_PROBLEM STATEMENT_
Go through the data below. Pull out every line that has the word "this".

━━━━━━━━━━━━━━━━━━━━

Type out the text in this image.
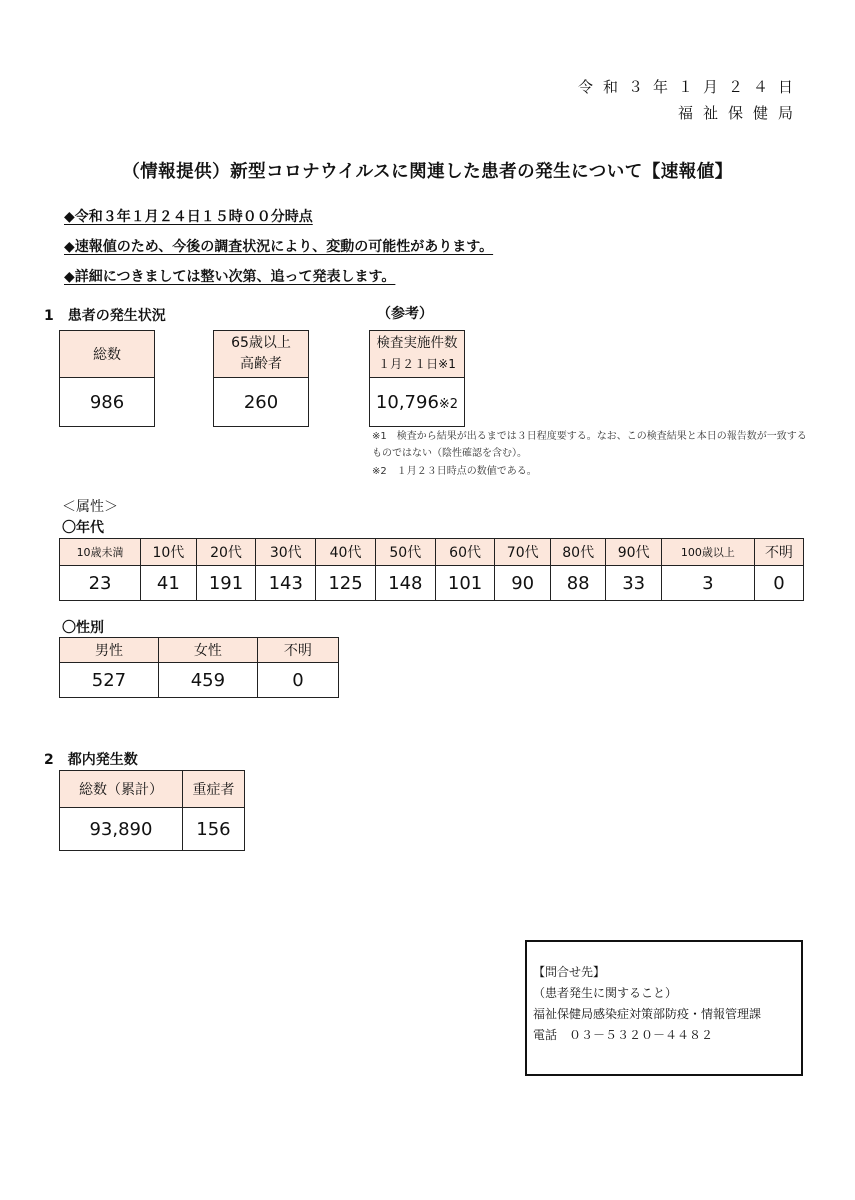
令和３年１月２４日
福祉保健局
（情報提供）新型コロナウイルスに関連した患者の発生について【速報値】
◆令和３年１月２４日１５時００分時点
◆速報値のため、今後の調査状況により、変動の可能性があります。
◆詳細につきましては整い次第、追って発表します。
1　患者の発生状況	（参考）
総数
986
65歳以上
高齢者

260
検査実施件数
１月２１日※1

10,796※2
※1　検査から結果が出るまでは３日程度要する。なお、この検査結果と本日の報告数が一致する
ものではない（陰性確認を含む）。
※2　１月２３日時点の数値である。
＜属性＞
〇年代
10歳未満	10代	20代	30代	40代	50代	60代	70代	80代	90代	100歳以上	不明
23	41	191	143	125	148	101	90	88	33	3	0
〇性別
男性	女性	不明
527	459	0
2　都内発生数
総数（累計）	重症者
93,890	156
【問合せ先】
（患者発生に関すること）
福祉保健局感染症対策部防疫・情報管理課
電話　０３－５３２０－４４８２
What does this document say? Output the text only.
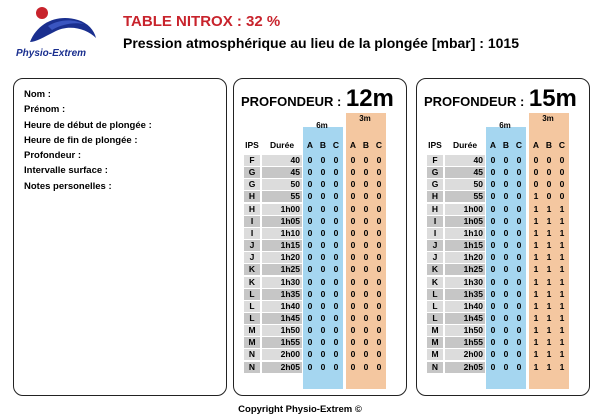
Physio-Extrem
TABLE NITROX : 32 %
Pression atmosphérique au lieu de la plongée [mbar] : 1015
Nom :
Prénom :
Heure de début de plongée :
Heure de fin de plongée :
Profondeur :
Intervalle surface :
Notes personelles :
PROFONDEUR : 12m
6m
3m
IPS	Durée	A B C	A B C
F	40 0 0 0	0 0 0
G	45 0 0 0	0 0 0
G	50 0 0 0	0 0 0
H	55 0 0 0	0 0 0
H	1h00 0 0 0	0 0 0
I	1h05 0 0 0	0 0 0
I	1h10 0 0 0	0 0 0
J	1h15 0 0 0	0 0 0
J	1h20 0 0 0	0 0 0
K	1h25 0 0 0	0 0 0
K	1h30 0 0 0	0 0 0
L	1h35 0 0 0	0 0 0
L	1h40 0 0 0	0 0 0
L	1h45 0 0 0	0 0 0
M	1h50 0 0 0	0 0 0
M	1h55 0 0 0	0 0 0
N	2h00 0 0 0	0 0 0
N	2h05 0 0 0	0 0 0
PROFONDEUR : 15m
6m
3m
IPS	Durée	A B C	A B C
F	40 0 0 0	0 0 0
G	45 0 0 0	0 0 0
G	50 0 0 0	0 0 0
H	55 0 0 0	1 0 0
H	1h00 0 0 0	1 1 1
I	1h05 0 0 0	1 1 1
I	1h10 0 0 0	1 1 1
J	1h15 0 0 0	1 1 1
J	1h20 0 0 0	1 1 1
K	1h25 0 0 0	1 1 1
K	1h30 0 0 0	1 1 1
L	1h35 0 0 0	1 1 1
L	1h40 0 0 0	1 1 1
L	1h45 0 0 0	1 1 1
M	1h50 0 0 0	1 1 1
M	1h55 0 0 0	1 1 1
M	2h00 0 0 0	1 1 1
N	2h05 0 0 0	1 1 1
Copyright Physio-Extrem ©
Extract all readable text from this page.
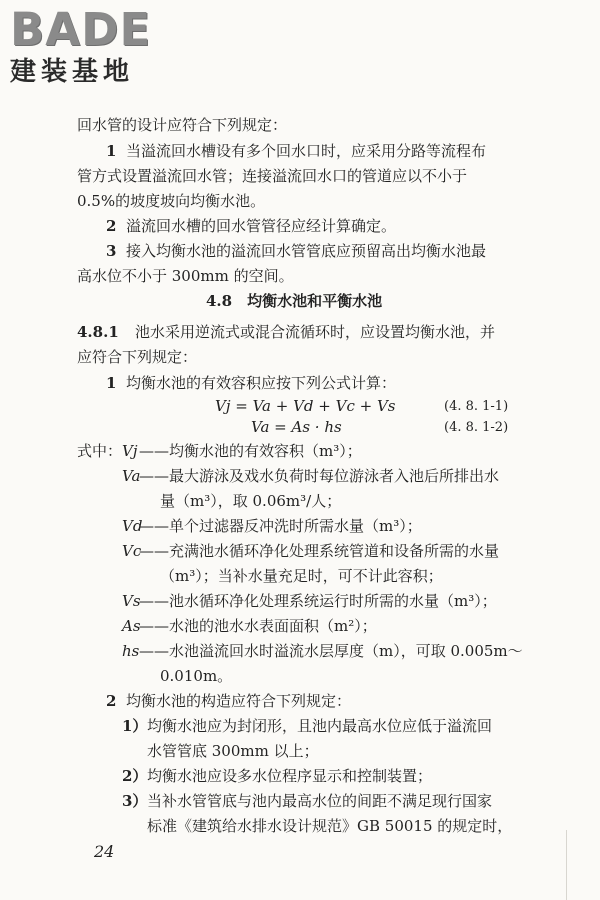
BADE
建装基地
回水管的设计应符合下列规定：
1 当溢流回水槽设有多个回水口时，应采用分路等流程布
管方式设置溢流回水管；连接溢流回水口的管道应以不小于
0.5%的坡度坡向均衡水池。
2 溢流回水槽的回水管管径应经计算确定。
3 接入均衡水池的溢流回水管管底应预留高出均衡水池最
高水位不小于 300mm 的空间。
4.8　均衡水池和平衡水池
4.8.1 池水采用逆流式或混合流循环时，应设置均衡水池，并
应符合下列规定：
1 均衡水池的有效容积应按下列公式计算：
Vj = Va + Vd + Vc + Vs	(4. 8. 1-1)
Va = As · hs	(4. 8. 1-2)
式中： Vj ——均衡水池的有效容积（m³）；
Va
——最大游泳及戏水负荷时每位游泳者入池后所排出水
量（m³），取 0.06m³/人；
Vd
——单个过滤器反冲洗时所需水量（m³）；
Vc
——充满池水循环净化处理系统管道和设备所需的水量
（m³）；当补水量充足时，可不计此容积；
Vs
——池水循环净化处理系统运行时所需的水量（m³）；
As
——水池的池水水表面面积（m²）；
hs ——水池溢流回水时溢流水层厚度（m），可取 0.005m～
0.010m。
2 均衡水池的构造应符合下列规定：
1） 均衡水池应为封闭形，且池内最高水位应低于溢流回
水管管底 300mm 以上；
2） 均衡水池应设多水位程序显示和控制装置；
3） 当补水管管底与池内最高水位的间距不满足现行国家
标准《建筑给水排水设计规范》GB 50015 的规定时，
24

━━━━━━━━━━━━━━━━━━━━

_COMPLETE OUTPUT_
Type out the text in this image.
What does this document say? Output the text only.
Extract all readable text from this page.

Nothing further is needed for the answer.